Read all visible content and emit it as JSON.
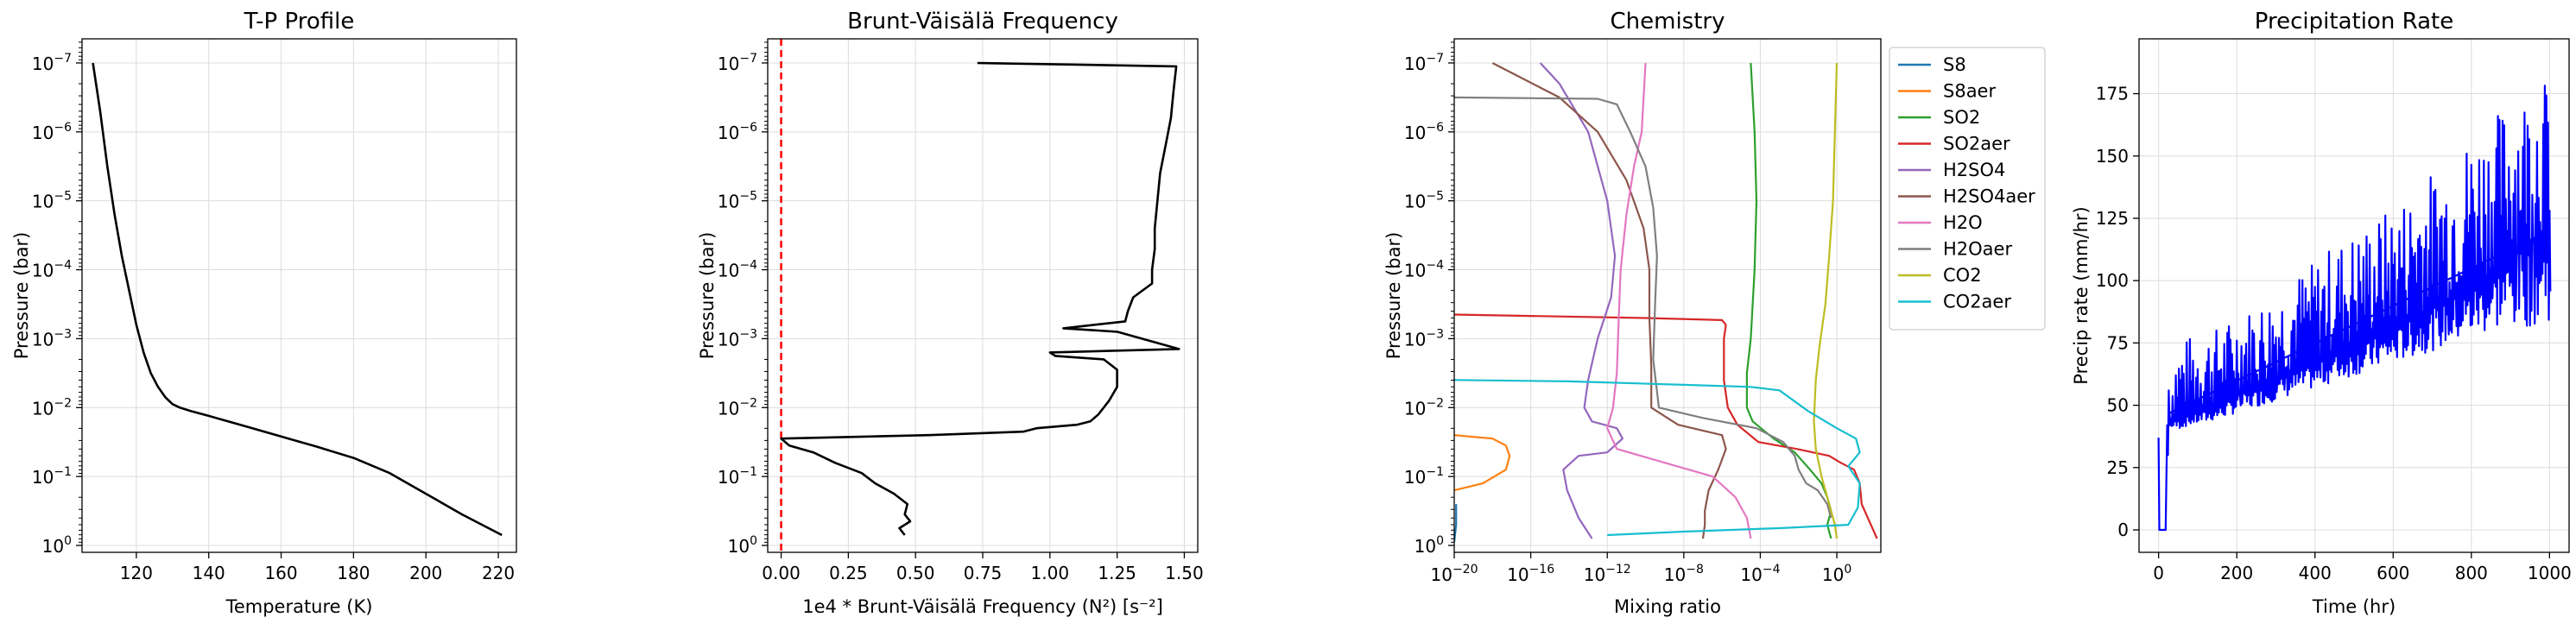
{
  "figure": {
    "background": "#ffffff",
    "grid_color": "#dcdcdc",
    "axis_color": "#000000"
  },
  "chart_data": [
    {
      "type": "line",
      "title": "T-P Profile",
      "xlabel": "Temperature (K)",
      "ylabel": "Pressure (bar)",
      "xscale": "linear",
      "yscale": "log",
      "y_inverted": true,
      "grid": true,
      "xlim": [
        105,
        225
      ],
      "ylim_log10": [
        0.1,
        -7.35
      ],
      "xticks": [
        {
          "v": 120,
          "label": "120"
        },
        {
          "v": 140,
          "label": "140"
        },
        {
          "v": 160,
          "label": "160"
        },
        {
          "v": 180,
          "label": "180"
        },
        {
          "v": 200,
          "label": "200"
        },
        {
          "v": 220,
          "label": "220"
        }
      ],
      "yticks": [
        {
          "v": 0,
          "base": "10",
          "exp": "0"
        },
        {
          "v": -1,
          "base": "10",
          "exp": "−1"
        },
        {
          "v": -2,
          "base": "10",
          "exp": "−2"
        },
        {
          "v": -3,
          "base": "10",
          "exp": "−3"
        },
        {
          "v": -4,
          "base": "10",
          "exp": "−4"
        },
        {
          "v": -5,
          "base": "10",
          "exp": "−5"
        },
        {
          "v": -6,
          "base": "10",
          "exp": "−6"
        },
        {
          "v": -7,
          "base": "10",
          "exp": "−7"
        }
      ],
      "series": [
        {
          "color": "#000000",
          "width": 2.6,
          "x": [
            108,
            110,
            112,
            114,
            116,
            118,
            120,
            122,
            124,
            126,
            128,
            130,
            132,
            135,
            140,
            150,
            160,
            170,
            180,
            190,
            200,
            210,
            221
          ],
          "y": [
            -7,
            -6.3,
            -5.5,
            -4.8,
            -4.2,
            -3.7,
            -3.2,
            -2.8,
            -2.5,
            -2.3,
            -2.15,
            -2.05,
            -2,
            -1.95,
            -1.88,
            -1.73,
            -1.58,
            -1.43,
            -1.27,
            -1.05,
            -0.75,
            -0.45,
            -0.15
          ]
        }
      ]
    },
    {
      "type": "line",
      "title": "Brunt-Väisälä Frequency",
      "xlabel": "1e4 * Brunt-Väisälä Frequency (N²) [s⁻²]",
      "ylabel": "Pressure (bar)",
      "xscale": "linear",
      "yscale": "log",
      "y_inverted": true,
      "grid": true,
      "xlim": [
        -0.05,
        1.55
      ],
      "ylim_log10": [
        0.1,
        -7.35
      ],
      "vline": {
        "x": 0,
        "color": "#ff0000",
        "dash": "8,5",
        "width": 2.5
      },
      "xticks": [
        {
          "v": 0,
          "label": "0.00"
        },
        {
          "v": 0.25,
          "label": "0.25"
        },
        {
          "v": 0.5,
          "label": "0.50"
        },
        {
          "v": 0.75,
          "label": "0.75"
        },
        {
          "v": 1.0,
          "label": "1.00"
        },
        {
          "v": 1.25,
          "label": "1.25"
        },
        {
          "v": 1.5,
          "label": "1.50"
        }
      ],
      "yticks": [
        {
          "v": 0,
          "base": "10",
          "exp": "0"
        },
        {
          "v": -1,
          "base": "10",
          "exp": "−1"
        },
        {
          "v": -2,
          "base": "10",
          "exp": "−2"
        },
        {
          "v": -3,
          "base": "10",
          "exp": "−3"
        },
        {
          "v": -4,
          "base": "10",
          "exp": "−4"
        },
        {
          "v": -5,
          "base": "10",
          "exp": "−5"
        },
        {
          "v": -6,
          "base": "10",
          "exp": "−6"
        },
        {
          "v": -7,
          "base": "10",
          "exp": "−7"
        }
      ],
      "series": [
        {
          "color": "#000000",
          "width": 2.6,
          "x": [
            0.73,
            1.47,
            1.46,
            1.45,
            1.43,
            1.41,
            1.4,
            1.39,
            1.39,
            1.38,
            1.38,
            1.31,
            1.29,
            1.28,
            1.05,
            1.25,
            1.48,
            1.0,
            1.02,
            1.2,
            1.25,
            1.25,
            1.22,
            1.18,
            1.15,
            1.1,
            0.95,
            0.9,
            0.55,
            0.0,
            0.03,
            0.12,
            0.2,
            0.3,
            0.35,
            0.42,
            0.47,
            0.46,
            0.48,
            0.44,
            0.46
          ],
          "y": [
            -7,
            -6.95,
            -6.6,
            -6.2,
            -5.8,
            -5.4,
            -5.0,
            -4.6,
            -4.3,
            -4.0,
            -3.8,
            -3.6,
            -3.4,
            -3.25,
            -3.15,
            -3.1,
            -2.85,
            -2.8,
            -2.75,
            -2.7,
            -2.55,
            -2.3,
            -2.1,
            -1.9,
            -1.8,
            -1.75,
            -1.7,
            -1.65,
            -1.6,
            -1.55,
            -1.45,
            -1.35,
            -1.2,
            -1.05,
            -0.9,
            -0.75,
            -0.6,
            -0.45,
            -0.35,
            -0.25,
            -0.15
          ]
        }
      ]
    },
    {
      "type": "line",
      "title": "Chemistry",
      "xlabel": "Mixing ratio",
      "ylabel": "Pressure (bar)",
      "xscale": "log",
      "yscale": "log",
      "y_inverted": true,
      "grid": true,
      "legend": "outside-right",
      "xlim_log10": [
        -20,
        2.3
      ],
      "ylim_log10": [
        0.1,
        -7.35
      ],
      "xticks": [
        {
          "v": -20,
          "base": "10",
          "exp": "−20"
        },
        {
          "v": -16,
          "base": "10",
          "exp": "−16"
        },
        {
          "v": -12,
          "base": "10",
          "exp": "−12"
        },
        {
          "v": -8,
          "base": "10",
          "exp": "−8"
        },
        {
          "v": -4,
          "base": "10",
          "exp": "−4"
        },
        {
          "v": 0,
          "base": "10",
          "exp": "0"
        }
      ],
      "yticks": [
        {
          "v": 0,
          "base": "10",
          "exp": "0"
        },
        {
          "v": -1,
          "base": "10",
          "exp": "−1"
        },
        {
          "v": -2,
          "base": "10",
          "exp": "−2"
        },
        {
          "v": -3,
          "base": "10",
          "exp": "−3"
        },
        {
          "v": -4,
          "base": "10",
          "exp": "−4"
        },
        {
          "v": -5,
          "base": "10",
          "exp": "−5"
        },
        {
          "v": -6,
          "base": "10",
          "exp": "−6"
        },
        {
          "v": -7,
          "base": "10",
          "exp": "−7"
        }
      ],
      "series": [
        {
          "name": "S8",
          "color": "#1f77b4",
          "x": [
            -20,
            -19.9,
            -19.9
          ],
          "y": [
            -0.05,
            -0.3,
            -0.6
          ]
        },
        {
          "name": "S8aer",
          "color": "#ff7f0e",
          "x": [
            -20,
            -18,
            -17.3,
            -17.1,
            -17.3,
            -18.5,
            -20
          ],
          "y": [
            -1.6,
            -1.55,
            -1.45,
            -1.3,
            -1.1,
            -0.9,
            -0.8
          ]
        },
        {
          "name": "SO2",
          "color": "#2ca02c",
          "x": [
            -4.5,
            -4.3,
            -4.2,
            -4.3,
            -4.5,
            -4.7,
            -4.7,
            -4.4,
            -3.3,
            -2.2,
            -1.4,
            -0.8,
            -0.5,
            -0.3,
            -0.5,
            -0.3
          ],
          "y": [
            -7,
            -6,
            -5,
            -4,
            -3,
            -2.5,
            -2,
            -1.8,
            -1.55,
            -1.35,
            -1.1,
            -0.9,
            -0.7,
            -0.5,
            -0.3,
            -0.1
          ]
        },
        {
          "name": "SO2aer",
          "color": "#d62728",
          "x": [
            -20,
            -10,
            -6,
            -5.8,
            -5.9,
            -5.9,
            -5.7,
            -5.2,
            -4.1,
            -2.1,
            -0.4,
            0.2,
            0.9,
            1.2,
            1.3,
            1.7,
            2.1
          ],
          "y": [
            -3.35,
            -3.3,
            -3.27,
            -3.2,
            -3,
            -2.4,
            -2.0,
            -1.75,
            -1.5,
            -1.4,
            -1.3,
            -1.2,
            -1.1,
            -0.9,
            -0.6,
            -0.35,
            -0.1
          ]
        },
        {
          "name": "H2SO4",
          "color": "#9467bd",
          "x": [
            -15.5,
            -14.5,
            -13,
            -12,
            -11.6,
            -11.8,
            -12.5,
            -13,
            -13.2,
            -12.8,
            -11.5,
            -11.2,
            -12,
            -13.5,
            -14.3,
            -14.1,
            -13.5,
            -12.8
          ],
          "y": [
            -7,
            -6.7,
            -6,
            -5,
            -4.2,
            -3.6,
            -3,
            -2.4,
            -2.0,
            -1.8,
            -1.7,
            -1.55,
            -1.35,
            -1.3,
            -1.1,
            -0.8,
            -0.4,
            -0.1
          ]
        },
        {
          "name": "H2SO4aer",
          "color": "#8c564b",
          "x": [
            -18,
            -14.5,
            -12.5,
            -11,
            -10.1,
            -9.8,
            -9.8,
            -9.7,
            -9.7,
            -8.3,
            -6,
            -5.8,
            -6.2,
            -6.7,
            -6.9,
            -6.9,
            -7
          ],
          "y": [
            -7,
            -6.5,
            -6,
            -5.3,
            -4.6,
            -4,
            -3.3,
            -2.6,
            -2.0,
            -1.75,
            -1.6,
            -1.4,
            -1.1,
            -0.8,
            -0.5,
            -0.3,
            -0.1
          ]
        },
        {
          "name": "H2O",
          "color": "#e377c2",
          "x": [
            -10,
            -10.1,
            -10.2,
            -10.6,
            -11,
            -11.3,
            -11.4,
            -11.5,
            -11.7,
            -12,
            -11.5,
            -9,
            -6.5,
            -5.3,
            -4.7,
            -4.5
          ],
          "y": [
            -7,
            -6.5,
            -6,
            -5.5,
            -4.8,
            -4,
            -3.3,
            -2.5,
            -2.0,
            -1.7,
            -1.4,
            -1.2,
            -1.0,
            -0.7,
            -0.4,
            -0.1
          ]
        },
        {
          "name": "H2Oaer",
          "color": "#7f7f7f",
          "x": [
            -20,
            -12.5,
            -11.5,
            -10.8,
            -10,
            -9.6,
            -9.4,
            -9.5,
            -9.6,
            -9.3,
            -7,
            -4.2,
            -2.8,
            -2.2,
            -2.0,
            -1.6,
            -1.0,
            -0.5,
            -0.3
          ],
          "y": [
            -6.5,
            -6.48,
            -6.4,
            -6.0,
            -5.5,
            -4.9,
            -4.2,
            -3.5,
            -2.7,
            -2.0,
            -1.85,
            -1.7,
            -1.5,
            -1.3,
            -1.1,
            -0.9,
            -0.8,
            -0.6,
            -0.4
          ]
        },
        {
          "name": "CO2",
          "color": "#bcbd22",
          "x": [
            0,
            -0.1,
            -0.2,
            -0.4,
            -0.6,
            -0.9,
            -1.1,
            -1.2,
            -1.1,
            -0.8,
            -0.4,
            -0.1,
            0
          ],
          "y": [
            -7,
            -6,
            -5,
            -4.2,
            -3.5,
            -2.9,
            -2.4,
            -1.8,
            -1.4,
            -1.0,
            -0.6,
            -0.3,
            -0.1
          ]
        },
        {
          "name": "CO2aer",
          "color": "#17becf",
          "x": [
            -20,
            -14,
            -8,
            -4.5,
            -3,
            -1.5,
            0,
            1.0,
            1.2,
            0.6,
            1.2,
            1.1,
            0.6,
            -3,
            -8,
            -12
          ],
          "y": [
            -2.4,
            -2.38,
            -2.33,
            -2.3,
            -2.25,
            -1.95,
            -1.7,
            -1.55,
            -1.35,
            -1.15,
            -0.9,
            -0.55,
            -0.3,
            -0.25,
            -0.2,
            -0.15
          ]
        }
      ]
    },
    {
      "type": "line",
      "title": "Precipitation Rate",
      "xlabel": "Time (hr)",
      "ylabel": "Precip rate (mm/hr)",
      "xscale": "linear",
      "yscale": "linear",
      "grid": true,
      "xlim": [
        -50,
        1050
      ],
      "ylim": [
        -9,
        197
      ],
      "xticks": [
        {
          "v": 0,
          "label": "0"
        },
        {
          "v": 200,
          "label": "200"
        },
        {
          "v": 400,
          "label": "400"
        },
        {
          "v": 600,
          "label": "600"
        },
        {
          "v": 800,
          "label": "800"
        },
        {
          "v": 1000,
          "label": "1000"
        }
      ],
      "yticks": [
        {
          "v": 0,
          "label": "0"
        },
        {
          "v": 25,
          "label": "25"
        },
        {
          "v": 50,
          "label": "50"
        },
        {
          "v": 75,
          "label": "75"
        },
        {
          "v": 100,
          "label": "100"
        },
        {
          "v": 125,
          "label": "125"
        },
        {
          "v": 150,
          "label": "150"
        },
        {
          "v": 175,
          "label": "175"
        }
      ],
      "series": [
        {
          "color": "#0000ff",
          "width": 2.2,
          "x": [
            0,
            2,
            4,
            10,
            18,
            22,
            24,
            26,
            28,
            40,
            80,
            120,
            160,
            200,
            240,
            280,
            320,
            360,
            400,
            440,
            480,
            520,
            560,
            600,
            640,
            680,
            720,
            760,
            800,
            840,
            880,
            920,
            960,
            1000
          ],
          "y": [
            37,
            0,
            0,
            0,
            0,
            42,
            30,
            56,
            42,
            44,
            46,
            48,
            50,
            54,
            56,
            58,
            62,
            64,
            66,
            70,
            72,
            74,
            78,
            80,
            84,
            88,
            90,
            94,
            98,
            102,
            108,
            112,
            116,
            120
          ],
          "y_max": [
            37,
            0,
            0,
            0,
            0,
            42,
            30,
            56,
            52,
            74,
            78,
            80,
            82,
            86,
            90,
            94,
            98,
            104,
            108,
            114,
            118,
            122,
            126,
            130,
            136,
            142,
            146,
            152,
            160,
            164,
            170,
            176,
            180,
            182
          ],
          "y_min": [
            37,
            0,
            0,
            0,
            0,
            42,
            30,
            56,
            42,
            40,
            42,
            43,
            45,
            47,
            49,
            51,
            53,
            55,
            57,
            59,
            61,
            63,
            65,
            67,
            69,
            71,
            73,
            75,
            77,
            79,
            81,
            81,
            82,
            84
          ]
        }
      ]
    }
  ],
  "legend": {
    "entries": [
      {
        "name": "S8",
        "color": "#1f77b4"
      },
      {
        "name": "S8aer",
        "color": "#ff7f0e"
      },
      {
        "name": "SO2",
        "color": "#2ca02c"
      },
      {
        "name": "SO2aer",
        "color": "#d62728"
      },
      {
        "name": "H2SO4",
        "color": "#9467bd"
      },
      {
        "name": "H2SO4aer",
        "color": "#8c564b"
      },
      {
        "name": "H2O",
        "color": "#e377c2"
      },
      {
        "name": "H2Oaer",
        "color": "#7f7f7f"
      },
      {
        "name": "CO2",
        "color": "#bcbd22"
      },
      {
        "name": "CO2aer",
        "color": "#17becf"
      }
    ]
  }
}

____

> [Your task]:
Find the word "Brunt" in the data and copy out each line where it turns up.

> [Worked answer]:
      "title": "Brunt-Väisälä Frequency",
      "xlabel": "1e4 * Brunt-Väisälä Frequency (N²) [s⁻²]",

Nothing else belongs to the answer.